* [Task description] Pull every line holding the string "如图所示" from the records below.

--*--

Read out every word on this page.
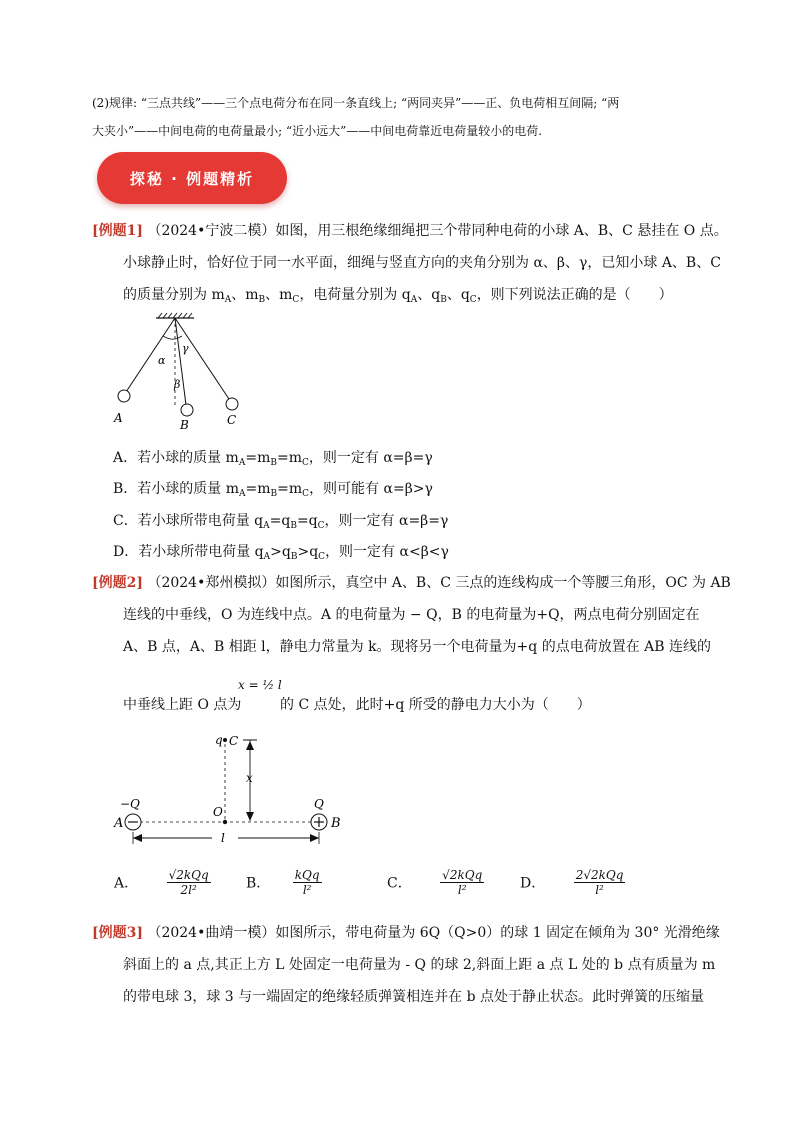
(2)规律: “三点共线”——三个点电荷分布在同一条直线上; “两同夹异”——正、负电荷相互间隔; “两
大夹小”——中间电荷的电荷量最小; “近小远大”——中间电荷靠近电荷量较小的电荷.
探秘 · 例题精析
[例题1] （2024•宁波二模）如图，用三根绝缘细绳把三个带同种电荷的小球 A、B、C 悬挂在 O 点。
小球静止时，恰好位于同一水平面，细绳与竖直方向的夹角分别为 α、β、γ，已知小球 A、B、C
的质量分别为 $m_A$、$m_B$、$m_C$，电荷量分别为 $q_A$、$q_B$、$q_C$，则下列说法正确的是（　　）
α
γ
β
A	B	C
A．若小球的质量 $m_A=m_B=m_C$，则一定有 α=β=γ
B．若小球的质量 $m_A=m_B=m_C$，则可能有 α=β>γ
C．若小球所带电荷量 $q_A=q_B=q_C$，则一定有 α=β=γ
D．若小球所带电荷量 $q_A>q_B>q_C$，则一定有 α<β<γ
[例题2] （2024•郑州模拟）如图所示，真空中 A、B、C 三点的连线构成一个等腰三角形，OC 为 AB
连线的中垂线，O 为连线中点。A 的电荷量为 − Q，B 的电荷量为+Q，两点电荷分别固定在
A、B 点，A、B 相距 l，静电力常量为 k。现将另一个电荷量为+q 的点电荷放置在 AB 连线的
中垂线上距 O 点为
x = ½ l
的 C 点处，此时+q 所受的静电力大小为（　　）
q C
x
−Q	Q
A
O
B
l
A． $\frac{\text{√2kQq}}{\text{2l²}}$	B． $\frac{\text{kQq}}{\text{l²}}$	C． $\frac{\text{√2kQq}}{\text{l²}}$	D． $\frac{\text{2√2kQq}}{\text{l²}}$
[例题3] （2024•曲靖一模）如图所示，带电荷量为 6Q（Q>0）的球 1 固定在倾角为 30° 光滑绝缘
斜面上的 a 点,其正上方 L 处固定一电荷量为 - Q 的球 2,斜面上距 a 点 L 处的 b 点有质量为 m
的带电球 3，球 3 与一端固定的绝缘轻质弹簧相连并在 b 点处于静止状态。此时弹簧的压缩量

--*--

* [Solution for this problem]
[例题2] （2024•郑州模拟）如图所示，真空中 A、B、C 三点的连线构成一个等腰三角形，OC 为 AB
[例题3] （2024•曲靖一模）如图所示，带电荷量为 6Q（Q>0）的球 1 固定在倾角为 30° 光滑绝缘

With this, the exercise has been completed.